• **Stated goal**
Pick out each line in these entries that contains the string "name".

(Records from a collection of figures)
■ ■ ■

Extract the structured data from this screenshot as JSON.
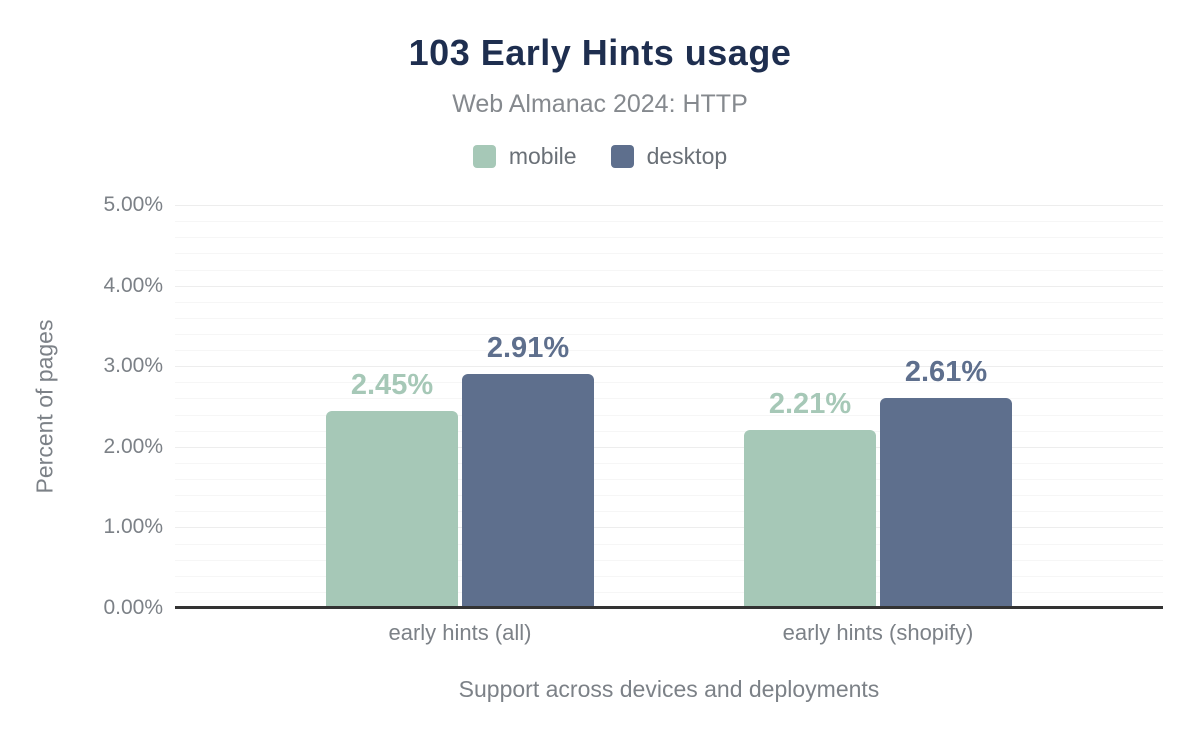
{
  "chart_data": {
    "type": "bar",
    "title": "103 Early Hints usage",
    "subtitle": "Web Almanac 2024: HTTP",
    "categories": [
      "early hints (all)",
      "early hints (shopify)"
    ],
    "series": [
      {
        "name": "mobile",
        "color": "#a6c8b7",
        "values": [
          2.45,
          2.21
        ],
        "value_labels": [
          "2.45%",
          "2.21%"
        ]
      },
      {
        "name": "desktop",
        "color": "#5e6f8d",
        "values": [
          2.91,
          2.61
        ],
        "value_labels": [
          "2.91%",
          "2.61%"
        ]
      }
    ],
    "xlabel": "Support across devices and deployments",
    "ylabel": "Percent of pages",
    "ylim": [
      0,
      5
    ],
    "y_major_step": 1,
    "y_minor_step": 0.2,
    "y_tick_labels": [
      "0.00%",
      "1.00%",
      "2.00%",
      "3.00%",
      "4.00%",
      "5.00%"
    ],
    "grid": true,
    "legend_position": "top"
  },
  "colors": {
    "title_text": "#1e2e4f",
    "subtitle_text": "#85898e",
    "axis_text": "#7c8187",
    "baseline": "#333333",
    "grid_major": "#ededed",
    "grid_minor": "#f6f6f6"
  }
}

■ ■ ■

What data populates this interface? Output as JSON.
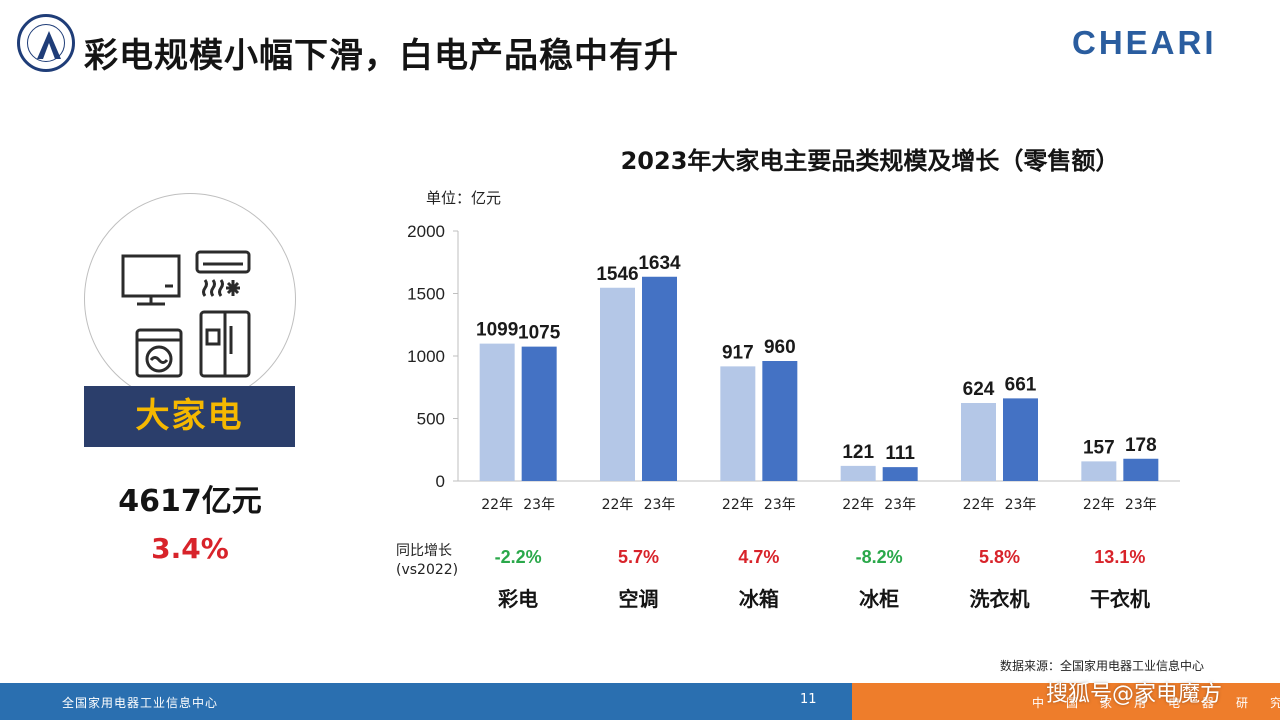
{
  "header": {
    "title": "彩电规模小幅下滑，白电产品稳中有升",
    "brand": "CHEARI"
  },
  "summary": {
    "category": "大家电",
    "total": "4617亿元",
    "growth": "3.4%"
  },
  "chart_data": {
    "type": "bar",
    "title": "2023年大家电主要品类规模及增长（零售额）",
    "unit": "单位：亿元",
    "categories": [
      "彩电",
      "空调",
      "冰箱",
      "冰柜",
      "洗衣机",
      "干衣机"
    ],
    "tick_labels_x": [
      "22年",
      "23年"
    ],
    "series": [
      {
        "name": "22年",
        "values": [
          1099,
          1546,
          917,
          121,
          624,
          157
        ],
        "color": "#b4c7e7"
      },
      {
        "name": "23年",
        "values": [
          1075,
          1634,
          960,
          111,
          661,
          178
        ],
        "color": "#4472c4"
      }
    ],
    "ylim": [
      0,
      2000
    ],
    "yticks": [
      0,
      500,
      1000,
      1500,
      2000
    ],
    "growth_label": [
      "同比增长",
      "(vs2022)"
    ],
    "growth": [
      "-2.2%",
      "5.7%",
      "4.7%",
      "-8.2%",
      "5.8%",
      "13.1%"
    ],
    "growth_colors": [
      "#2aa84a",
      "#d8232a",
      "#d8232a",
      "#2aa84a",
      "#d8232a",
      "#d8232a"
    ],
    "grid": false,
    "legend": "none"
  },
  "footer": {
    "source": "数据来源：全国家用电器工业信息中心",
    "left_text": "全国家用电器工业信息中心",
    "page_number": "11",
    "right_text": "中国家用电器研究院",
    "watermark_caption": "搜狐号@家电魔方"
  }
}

■ ■ ■

• **Solved exercise**
        "name": "mobile",
        "name": "desktop",
        "name": "22年",
        "name": "23年",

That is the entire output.